Items listed in a dataset
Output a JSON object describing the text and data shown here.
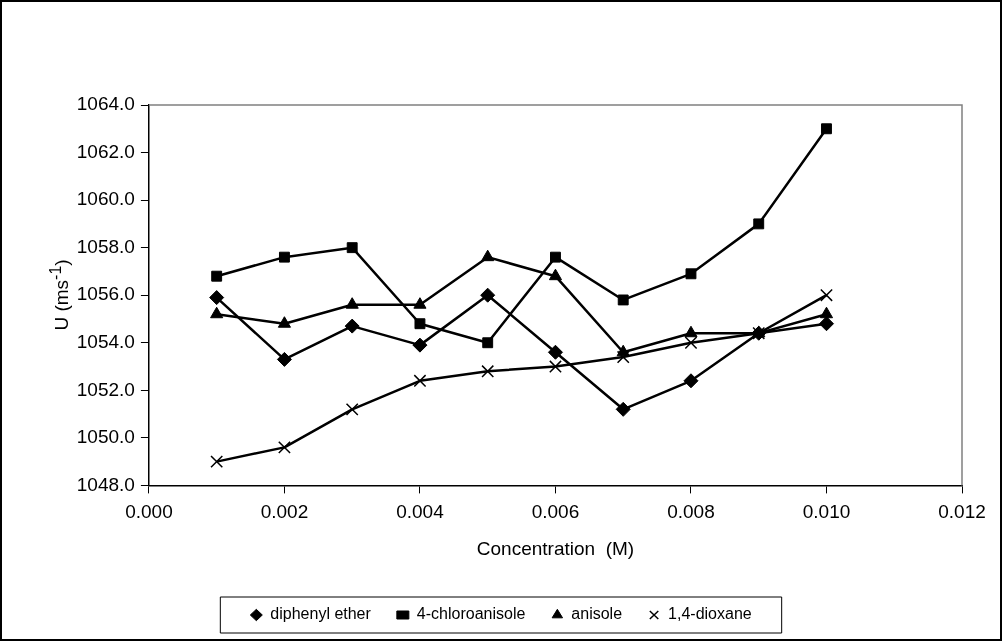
{
  "chart_data": {
    "type": "line",
    "xlabel": "Concentration  (M)",
    "ylabel": "U (ms$^{-1}$)",
    "x": [
      0.001,
      0.002,
      0.003,
      0.004,
      0.005,
      0.006,
      0.007,
      0.008,
      0.009,
      0.01
    ],
    "series": [
      {
        "name": "diphenyl ether",
        "color": "#000000",
        "marker": "diamond",
        "values": [
          1055.9,
          1053.3,
          1054.7,
          1053.9,
          1056.0,
          1053.6,
          1051.2,
          1052.4,
          1054.4,
          1054.8
        ]
      },
      {
        "name": "4-chloroanisole",
        "color": "#000000",
        "marker": "square",
        "values": [
          1056.8,
          1057.6,
          1058.0,
          1054.8,
          1054.0,
          1057.6,
          1055.8,
          1056.9,
          1059.0,
          1063.0
        ]
      },
      {
        "name": "anisole",
        "color": "#000000",
        "marker": "triangle",
        "values": [
          1055.2,
          1054.8,
          1055.6,
          1055.6,
          1057.6,
          1056.8,
          1053.6,
          1054.4,
          1054.4,
          1055.2
        ]
      },
      {
        "name": "1,4-dioxane",
        "color": "#000000",
        "marker": "cross",
        "values": [
          1049.0,
          1049.6,
          1051.2,
          1052.4,
          1052.8,
          1053.0,
          1053.4,
          1054.0,
          1054.4,
          1056.0
        ]
      }
    ],
    "xlim": [
      0,
      0.012
    ],
    "xticks": [
      {
        "value": 0,
        "label": "0.000"
      },
      {
        "value": 0.002,
        "label": "0.002"
      },
      {
        "value": 0.004,
        "label": "0.004"
      },
      {
        "value": 0.006,
        "label": "0.006"
      },
      {
        "value": 0.008,
        "label": "0.008"
      },
      {
        "value": 0.01,
        "label": "0.010"
      },
      {
        "value": 0.012,
        "label": "0.012"
      }
    ],
    "ylim": [
      1048,
      1064
    ],
    "yticks": [
      {
        "value": 1048,
        "label": "1048.0"
      },
      {
        "value": 1050,
        "label": "1050.0"
      },
      {
        "value": 1052,
        "label": "1052.0"
      },
      {
        "value": 1054,
        "label": "1054.0"
      },
      {
        "value": 1056,
        "label": "1056.0"
      },
      {
        "value": 1058,
        "label": "1058.0"
      },
      {
        "value": 1060,
        "label": "1060.0"
      },
      {
        "value": 1062,
        "label": "1062.0"
      },
      {
        "value": 1064,
        "label": "1064.0"
      }
    ],
    "grid": false,
    "legend": "bottom",
    "line_style": "solid"
  }
}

Task to complete
Every line that holds the string "name" should be returned.

Written answer
        "name": "diphenyl ether",
        "name": "4-chloroanisole",
        "name": "anisole",
        "name": "1,4-dioxane",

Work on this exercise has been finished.